=== 本文抜粋 ===
++++++
胃管誤留置事故はどこでも起きうる

msn産経ニュース兵庫県立西宮病院で医療ミス 栄養チューブを気管に誤挿入より。

兵庫県立西宮病院で医療ミス 栄養チューブを気管に誤挿入
2008.6.18 19:13


 兵庫県立西宮病院(同県西宮市)は18日、同市内の80代の女性患者の気管内に栄養補給用チューブを誤って挿入し、死亡させる医療ミスがあったと発表した。医療事故として県警西宮署に届け出ており、同署は業務上過失致死の疑いで、誤挿入した男性研修医(25)らから事情を聴いている。
 同病院によると、女性は今年2月に脳梗(こう)塞(そく)の治療のため入院。3月13日に手術を受けた後、鼻から食道を通じて胃に栄養補給用チューブ(直径2ミリ)を挿入したが、同15日午後1時ごろ、チューブが抜けているのに気づいた研修医が再挿入した後、翌16日に容体が急変した。
 レントゲン撮影で確認したところ、食道ではなく気管にチューブが挿入され、肺を突き破って栄養剤が注入されていたことが判明。女性は16日午前7時20分ごろ、心不全と呼吸不全を引き起こし死亡した。
 同病院の藤本高義院長は「今後はチューブ挿入時にレントゲン撮影を義務づけるよう病院内のマニュアルを改訂する」としている。


 胃管誤留置に伴う死亡事故は、毎年報道されている。この間、新聞記事となった事故は下記のとおりである。なお、分かる範囲で基礎疾患も記載した。

  • 2008年3月、兵庫県。80歳代、女性。脳梗塞。(今回の報道例)
  • 2007年8月、岡山県。70歳代、男性。胃術後。特養入所中。
++++++
=== データセット記録 ===
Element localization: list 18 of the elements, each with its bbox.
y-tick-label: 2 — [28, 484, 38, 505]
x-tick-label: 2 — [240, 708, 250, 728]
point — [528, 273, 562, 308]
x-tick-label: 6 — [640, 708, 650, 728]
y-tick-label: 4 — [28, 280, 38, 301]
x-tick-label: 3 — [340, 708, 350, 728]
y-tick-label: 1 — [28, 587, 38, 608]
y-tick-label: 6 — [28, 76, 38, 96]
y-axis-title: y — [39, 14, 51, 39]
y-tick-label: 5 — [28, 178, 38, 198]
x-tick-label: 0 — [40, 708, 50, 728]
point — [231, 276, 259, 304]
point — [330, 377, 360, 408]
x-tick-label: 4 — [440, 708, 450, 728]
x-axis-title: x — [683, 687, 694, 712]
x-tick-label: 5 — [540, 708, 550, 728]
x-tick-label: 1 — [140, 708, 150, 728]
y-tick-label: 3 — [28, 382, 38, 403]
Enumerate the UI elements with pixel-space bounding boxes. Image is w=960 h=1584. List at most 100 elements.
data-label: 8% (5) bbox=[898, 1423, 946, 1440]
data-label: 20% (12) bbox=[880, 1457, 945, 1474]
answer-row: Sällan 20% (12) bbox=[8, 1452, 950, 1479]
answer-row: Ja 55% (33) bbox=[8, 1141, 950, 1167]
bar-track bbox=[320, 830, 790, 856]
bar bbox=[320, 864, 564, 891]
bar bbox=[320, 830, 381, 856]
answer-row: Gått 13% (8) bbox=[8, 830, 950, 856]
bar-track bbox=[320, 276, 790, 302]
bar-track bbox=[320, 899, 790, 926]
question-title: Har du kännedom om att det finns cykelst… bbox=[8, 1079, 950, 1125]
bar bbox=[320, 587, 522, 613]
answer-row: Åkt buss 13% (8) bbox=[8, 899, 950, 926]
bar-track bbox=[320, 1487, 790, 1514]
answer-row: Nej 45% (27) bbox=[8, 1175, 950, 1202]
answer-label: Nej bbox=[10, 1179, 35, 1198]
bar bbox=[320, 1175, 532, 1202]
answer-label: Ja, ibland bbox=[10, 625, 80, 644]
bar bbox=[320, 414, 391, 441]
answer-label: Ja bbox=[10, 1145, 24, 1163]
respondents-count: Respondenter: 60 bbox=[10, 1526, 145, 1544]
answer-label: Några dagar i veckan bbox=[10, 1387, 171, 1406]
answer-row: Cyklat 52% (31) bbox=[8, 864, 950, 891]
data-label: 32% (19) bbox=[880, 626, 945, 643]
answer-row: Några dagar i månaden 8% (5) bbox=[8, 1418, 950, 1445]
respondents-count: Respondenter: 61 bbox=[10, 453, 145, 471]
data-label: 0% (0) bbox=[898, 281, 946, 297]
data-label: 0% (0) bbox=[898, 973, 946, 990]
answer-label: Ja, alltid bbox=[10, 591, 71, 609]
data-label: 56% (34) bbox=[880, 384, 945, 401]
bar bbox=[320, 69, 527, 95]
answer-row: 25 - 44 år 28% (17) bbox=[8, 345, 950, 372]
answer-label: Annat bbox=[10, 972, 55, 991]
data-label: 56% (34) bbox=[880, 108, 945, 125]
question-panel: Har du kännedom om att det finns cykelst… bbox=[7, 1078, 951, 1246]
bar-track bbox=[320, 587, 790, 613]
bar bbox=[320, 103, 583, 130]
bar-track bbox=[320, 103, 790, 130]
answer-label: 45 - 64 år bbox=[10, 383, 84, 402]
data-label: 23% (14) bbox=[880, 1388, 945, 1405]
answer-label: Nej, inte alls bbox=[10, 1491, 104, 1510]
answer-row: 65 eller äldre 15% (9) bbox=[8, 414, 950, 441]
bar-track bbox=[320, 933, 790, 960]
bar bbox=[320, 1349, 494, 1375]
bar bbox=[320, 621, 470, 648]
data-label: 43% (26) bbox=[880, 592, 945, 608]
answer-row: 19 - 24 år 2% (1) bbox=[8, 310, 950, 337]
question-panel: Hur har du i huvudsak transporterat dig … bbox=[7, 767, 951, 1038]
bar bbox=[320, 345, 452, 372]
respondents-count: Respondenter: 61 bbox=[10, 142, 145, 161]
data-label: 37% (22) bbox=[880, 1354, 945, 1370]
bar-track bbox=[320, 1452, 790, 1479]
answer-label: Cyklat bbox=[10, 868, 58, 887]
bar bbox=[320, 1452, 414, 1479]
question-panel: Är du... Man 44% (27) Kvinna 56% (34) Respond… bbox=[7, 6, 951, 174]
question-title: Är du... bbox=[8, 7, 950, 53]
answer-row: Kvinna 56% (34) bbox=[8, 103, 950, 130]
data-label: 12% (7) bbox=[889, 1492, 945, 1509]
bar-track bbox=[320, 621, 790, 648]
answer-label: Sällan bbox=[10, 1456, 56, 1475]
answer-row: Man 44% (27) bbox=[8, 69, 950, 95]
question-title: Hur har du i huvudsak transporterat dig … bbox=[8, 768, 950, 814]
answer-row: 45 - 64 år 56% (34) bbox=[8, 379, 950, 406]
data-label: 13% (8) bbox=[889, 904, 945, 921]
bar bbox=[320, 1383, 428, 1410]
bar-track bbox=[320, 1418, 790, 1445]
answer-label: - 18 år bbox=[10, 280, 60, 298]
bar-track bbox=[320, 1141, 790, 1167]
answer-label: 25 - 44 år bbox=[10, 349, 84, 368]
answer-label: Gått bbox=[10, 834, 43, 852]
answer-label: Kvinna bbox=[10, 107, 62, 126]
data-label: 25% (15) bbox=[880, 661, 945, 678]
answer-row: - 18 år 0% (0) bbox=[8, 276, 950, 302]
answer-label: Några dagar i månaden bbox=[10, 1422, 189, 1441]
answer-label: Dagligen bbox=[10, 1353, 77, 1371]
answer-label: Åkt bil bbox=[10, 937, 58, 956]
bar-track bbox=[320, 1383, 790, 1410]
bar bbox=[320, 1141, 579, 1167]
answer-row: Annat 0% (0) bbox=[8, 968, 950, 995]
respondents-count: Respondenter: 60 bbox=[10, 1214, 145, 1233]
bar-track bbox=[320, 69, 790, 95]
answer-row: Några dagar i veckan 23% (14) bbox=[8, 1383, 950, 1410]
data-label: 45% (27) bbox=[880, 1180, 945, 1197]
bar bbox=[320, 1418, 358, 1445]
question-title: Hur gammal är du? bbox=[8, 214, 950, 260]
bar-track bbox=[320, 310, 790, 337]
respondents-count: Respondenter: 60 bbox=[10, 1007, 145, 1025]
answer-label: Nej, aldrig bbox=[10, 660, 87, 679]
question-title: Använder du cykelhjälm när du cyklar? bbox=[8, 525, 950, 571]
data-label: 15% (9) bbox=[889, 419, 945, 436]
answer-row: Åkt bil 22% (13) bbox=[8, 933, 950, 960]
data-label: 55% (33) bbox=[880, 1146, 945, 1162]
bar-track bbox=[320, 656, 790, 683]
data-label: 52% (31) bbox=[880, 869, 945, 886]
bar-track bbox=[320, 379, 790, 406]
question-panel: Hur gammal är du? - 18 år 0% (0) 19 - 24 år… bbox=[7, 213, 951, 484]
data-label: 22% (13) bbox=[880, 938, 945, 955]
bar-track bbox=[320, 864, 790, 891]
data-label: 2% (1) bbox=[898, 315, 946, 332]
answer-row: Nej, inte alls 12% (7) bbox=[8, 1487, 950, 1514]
++++++
=== 学習課題 ===
**a.** 胃管誤留置事故についての本文抜粋を読み、次の問いに答えなさい。
(i) 女性患者が今年2月に入院したのは何の治療のためか。
(ii) 研修医がチューブを再挿入したのは何月何日の何時ごろか。
(iii) 2007年8月の岡山県の例では、患者の年代と性別はどのように記載されているか。
**b.** 胃管誤留置事故についての本文抜粋を、最後の文の後から書き継ぎなさい。

=== 設問別解答 ===
**a.**
(i) 脳梗塞の治療のため。
(ii) 3月15日午後1時ごろ。
(iii) 70歳代、男性。

**b.**
  • 2007年8月、石川県。70歳代、男性。肝がん。
  • 2007年5月、岩手県。70歳代、男性。心臓手術後。
  • 2007年1月、徳島県。80歳代、女性。肺炎。
  • 2006年9月、新潟県。70歳代、女性。熱中症
  • 2005年5月、長野県。70歳代、男性。脳梗塞
  • 2005年4月、千葉県。70歳代、女性。
  • 2004年10月、三重県。50歳代、男性。頚椎損傷。
  • 2004年9月、宮城県。80歳代、女性。老人施設入所中。
  • 2004年8月、神奈川県。80歳代、男性。肺腫瘍、脳転移。
  • 2003年11月、愛媛県、70歳代、男性。脳梗塞後遺症。
  • 2002年12月、北海道。80歳代、男性。
  • 2002年10月、北海道。70歳代、女性。
  • 2002年3月、愛知県。80歳代、女性。
  • 2001年12月、東京都。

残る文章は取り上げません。